_What to work on_: Lift out all lines below that contain "ylabel".

[Data entries for graphics]
──────
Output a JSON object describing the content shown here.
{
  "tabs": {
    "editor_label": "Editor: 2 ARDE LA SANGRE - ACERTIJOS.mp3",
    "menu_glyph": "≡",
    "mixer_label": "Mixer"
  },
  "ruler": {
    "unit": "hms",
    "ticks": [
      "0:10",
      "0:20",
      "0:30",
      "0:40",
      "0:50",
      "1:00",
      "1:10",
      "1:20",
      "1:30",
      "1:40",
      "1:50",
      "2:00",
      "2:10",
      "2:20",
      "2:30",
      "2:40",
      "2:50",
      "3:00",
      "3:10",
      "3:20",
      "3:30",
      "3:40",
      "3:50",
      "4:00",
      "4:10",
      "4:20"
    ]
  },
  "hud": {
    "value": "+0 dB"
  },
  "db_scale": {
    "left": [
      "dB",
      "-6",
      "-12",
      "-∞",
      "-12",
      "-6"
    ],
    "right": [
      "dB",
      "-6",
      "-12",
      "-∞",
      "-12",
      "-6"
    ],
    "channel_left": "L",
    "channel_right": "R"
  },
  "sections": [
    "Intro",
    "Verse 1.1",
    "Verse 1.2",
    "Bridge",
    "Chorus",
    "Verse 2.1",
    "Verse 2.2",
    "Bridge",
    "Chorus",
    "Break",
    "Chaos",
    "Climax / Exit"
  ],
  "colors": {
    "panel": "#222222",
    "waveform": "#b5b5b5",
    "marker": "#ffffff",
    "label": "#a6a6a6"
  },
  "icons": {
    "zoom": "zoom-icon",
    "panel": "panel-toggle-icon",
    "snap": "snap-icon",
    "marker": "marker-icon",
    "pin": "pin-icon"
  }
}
──────
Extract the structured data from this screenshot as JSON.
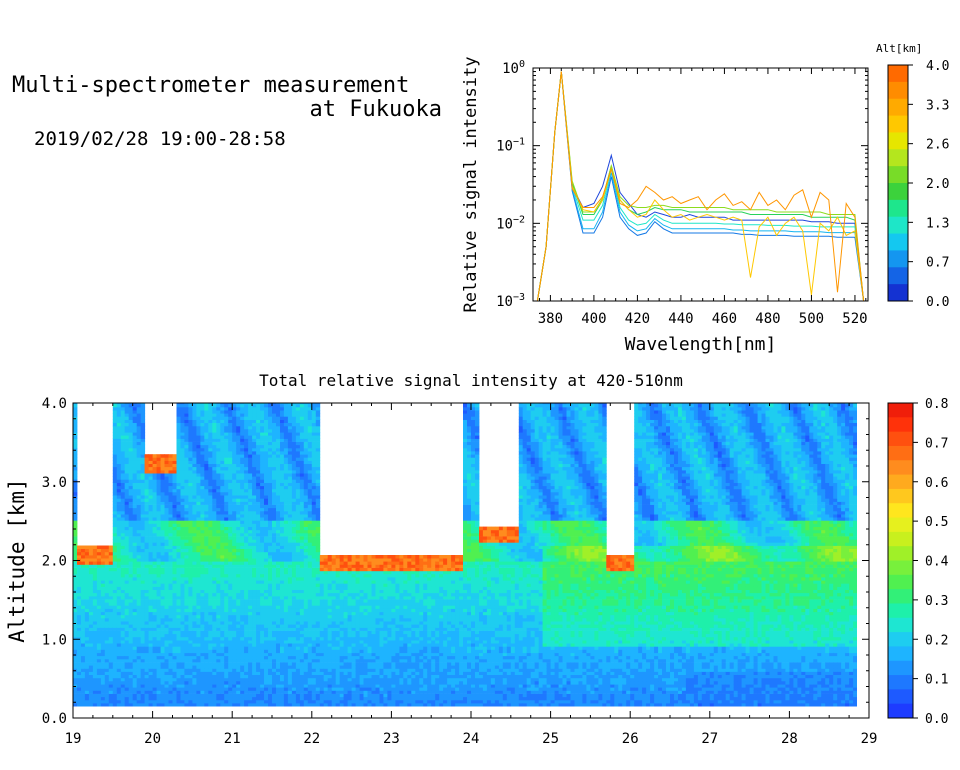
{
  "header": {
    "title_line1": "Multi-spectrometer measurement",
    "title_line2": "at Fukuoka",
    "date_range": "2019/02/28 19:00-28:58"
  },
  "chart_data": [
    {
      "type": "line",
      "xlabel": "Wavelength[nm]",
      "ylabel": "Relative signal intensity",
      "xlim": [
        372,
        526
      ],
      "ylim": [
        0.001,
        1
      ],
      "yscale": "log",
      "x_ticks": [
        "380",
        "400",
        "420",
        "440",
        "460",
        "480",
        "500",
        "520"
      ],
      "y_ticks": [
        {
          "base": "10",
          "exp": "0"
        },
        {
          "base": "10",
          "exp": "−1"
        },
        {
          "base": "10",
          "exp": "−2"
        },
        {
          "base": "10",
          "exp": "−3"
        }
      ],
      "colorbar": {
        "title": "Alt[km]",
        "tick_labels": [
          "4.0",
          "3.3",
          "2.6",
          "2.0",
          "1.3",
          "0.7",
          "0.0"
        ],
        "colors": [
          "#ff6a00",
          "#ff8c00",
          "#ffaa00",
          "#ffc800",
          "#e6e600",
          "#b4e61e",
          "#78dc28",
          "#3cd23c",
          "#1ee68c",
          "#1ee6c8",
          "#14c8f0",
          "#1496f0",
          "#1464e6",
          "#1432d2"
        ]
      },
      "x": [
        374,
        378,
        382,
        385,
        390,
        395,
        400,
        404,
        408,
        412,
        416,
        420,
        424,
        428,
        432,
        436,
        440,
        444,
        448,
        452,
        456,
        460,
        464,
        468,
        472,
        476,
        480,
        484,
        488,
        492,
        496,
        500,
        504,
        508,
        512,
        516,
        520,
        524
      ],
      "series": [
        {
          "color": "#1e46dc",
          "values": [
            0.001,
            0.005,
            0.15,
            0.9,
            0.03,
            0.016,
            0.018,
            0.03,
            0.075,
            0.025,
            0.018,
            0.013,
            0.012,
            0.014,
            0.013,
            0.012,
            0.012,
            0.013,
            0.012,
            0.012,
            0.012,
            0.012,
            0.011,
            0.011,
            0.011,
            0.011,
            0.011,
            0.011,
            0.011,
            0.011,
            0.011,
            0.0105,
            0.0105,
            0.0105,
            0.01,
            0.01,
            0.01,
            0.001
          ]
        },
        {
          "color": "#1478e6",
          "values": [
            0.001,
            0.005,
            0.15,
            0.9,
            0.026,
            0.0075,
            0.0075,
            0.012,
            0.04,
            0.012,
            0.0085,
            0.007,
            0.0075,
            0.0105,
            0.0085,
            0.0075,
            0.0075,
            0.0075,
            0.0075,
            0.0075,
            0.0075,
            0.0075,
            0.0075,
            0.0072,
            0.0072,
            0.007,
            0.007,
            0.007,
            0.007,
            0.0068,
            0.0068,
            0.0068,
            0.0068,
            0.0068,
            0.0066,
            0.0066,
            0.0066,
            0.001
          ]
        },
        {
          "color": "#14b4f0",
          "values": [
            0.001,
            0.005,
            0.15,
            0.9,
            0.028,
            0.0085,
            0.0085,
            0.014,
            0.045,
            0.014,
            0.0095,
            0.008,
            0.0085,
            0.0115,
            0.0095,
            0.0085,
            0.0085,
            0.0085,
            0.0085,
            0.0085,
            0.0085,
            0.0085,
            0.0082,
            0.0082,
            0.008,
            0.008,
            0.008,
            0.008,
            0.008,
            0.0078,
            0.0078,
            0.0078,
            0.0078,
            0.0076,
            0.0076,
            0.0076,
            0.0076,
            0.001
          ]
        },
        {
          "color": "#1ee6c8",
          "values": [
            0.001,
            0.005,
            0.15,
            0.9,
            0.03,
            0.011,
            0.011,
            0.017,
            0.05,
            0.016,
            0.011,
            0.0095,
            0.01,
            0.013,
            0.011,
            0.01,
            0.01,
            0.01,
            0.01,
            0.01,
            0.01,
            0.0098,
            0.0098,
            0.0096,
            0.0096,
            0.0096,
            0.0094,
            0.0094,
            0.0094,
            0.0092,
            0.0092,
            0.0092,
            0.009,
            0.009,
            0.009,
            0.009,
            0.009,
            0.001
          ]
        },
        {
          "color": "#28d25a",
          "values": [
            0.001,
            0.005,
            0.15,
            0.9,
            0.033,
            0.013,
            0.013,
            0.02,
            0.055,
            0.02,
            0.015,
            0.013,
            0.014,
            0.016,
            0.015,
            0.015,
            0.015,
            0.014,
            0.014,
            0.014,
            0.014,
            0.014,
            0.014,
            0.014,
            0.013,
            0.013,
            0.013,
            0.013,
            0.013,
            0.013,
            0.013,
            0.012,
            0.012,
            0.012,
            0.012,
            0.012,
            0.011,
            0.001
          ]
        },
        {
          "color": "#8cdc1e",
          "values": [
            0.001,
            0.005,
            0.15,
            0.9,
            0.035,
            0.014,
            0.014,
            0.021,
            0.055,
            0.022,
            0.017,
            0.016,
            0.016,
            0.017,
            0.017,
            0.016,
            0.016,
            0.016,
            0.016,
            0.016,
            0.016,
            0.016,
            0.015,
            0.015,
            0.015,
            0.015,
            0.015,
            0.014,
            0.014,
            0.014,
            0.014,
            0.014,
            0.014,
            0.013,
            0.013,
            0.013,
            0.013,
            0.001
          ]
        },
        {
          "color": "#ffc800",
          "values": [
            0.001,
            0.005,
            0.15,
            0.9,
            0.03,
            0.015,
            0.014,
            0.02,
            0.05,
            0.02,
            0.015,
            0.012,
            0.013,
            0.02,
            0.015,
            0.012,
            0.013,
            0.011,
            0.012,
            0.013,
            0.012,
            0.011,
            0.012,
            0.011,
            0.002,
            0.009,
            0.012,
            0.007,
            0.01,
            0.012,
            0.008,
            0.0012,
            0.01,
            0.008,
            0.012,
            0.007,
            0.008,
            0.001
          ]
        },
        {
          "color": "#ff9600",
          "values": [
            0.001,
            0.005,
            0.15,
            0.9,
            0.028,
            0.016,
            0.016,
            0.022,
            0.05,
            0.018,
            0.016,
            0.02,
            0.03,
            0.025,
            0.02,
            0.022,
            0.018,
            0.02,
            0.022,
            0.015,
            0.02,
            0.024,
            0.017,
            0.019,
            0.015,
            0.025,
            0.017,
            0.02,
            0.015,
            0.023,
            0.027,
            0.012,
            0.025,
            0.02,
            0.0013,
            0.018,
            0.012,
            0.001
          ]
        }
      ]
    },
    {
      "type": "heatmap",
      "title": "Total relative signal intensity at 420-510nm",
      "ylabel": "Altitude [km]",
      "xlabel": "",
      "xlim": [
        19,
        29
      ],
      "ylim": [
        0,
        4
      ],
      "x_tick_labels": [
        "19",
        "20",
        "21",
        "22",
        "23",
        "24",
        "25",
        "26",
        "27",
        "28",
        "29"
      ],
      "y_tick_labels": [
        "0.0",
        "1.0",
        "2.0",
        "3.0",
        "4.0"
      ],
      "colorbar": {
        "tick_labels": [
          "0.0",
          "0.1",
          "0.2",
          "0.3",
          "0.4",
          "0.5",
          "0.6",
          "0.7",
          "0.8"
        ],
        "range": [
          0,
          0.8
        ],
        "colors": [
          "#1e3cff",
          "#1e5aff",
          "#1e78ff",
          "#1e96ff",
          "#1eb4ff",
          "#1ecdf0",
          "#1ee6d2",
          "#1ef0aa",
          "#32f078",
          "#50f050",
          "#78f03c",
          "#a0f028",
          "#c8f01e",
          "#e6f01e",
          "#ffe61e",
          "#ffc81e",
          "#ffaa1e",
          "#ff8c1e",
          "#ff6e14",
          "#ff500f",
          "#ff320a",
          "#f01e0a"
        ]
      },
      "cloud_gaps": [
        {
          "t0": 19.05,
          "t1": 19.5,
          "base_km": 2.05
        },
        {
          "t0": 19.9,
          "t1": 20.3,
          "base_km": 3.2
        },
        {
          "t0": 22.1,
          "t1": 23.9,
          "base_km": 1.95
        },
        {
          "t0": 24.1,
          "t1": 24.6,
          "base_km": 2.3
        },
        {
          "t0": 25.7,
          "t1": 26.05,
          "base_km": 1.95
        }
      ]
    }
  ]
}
──────
_Task response_:
      "ylabel": "Relative signal intensity",
      "ylabel": "Altitude [km]",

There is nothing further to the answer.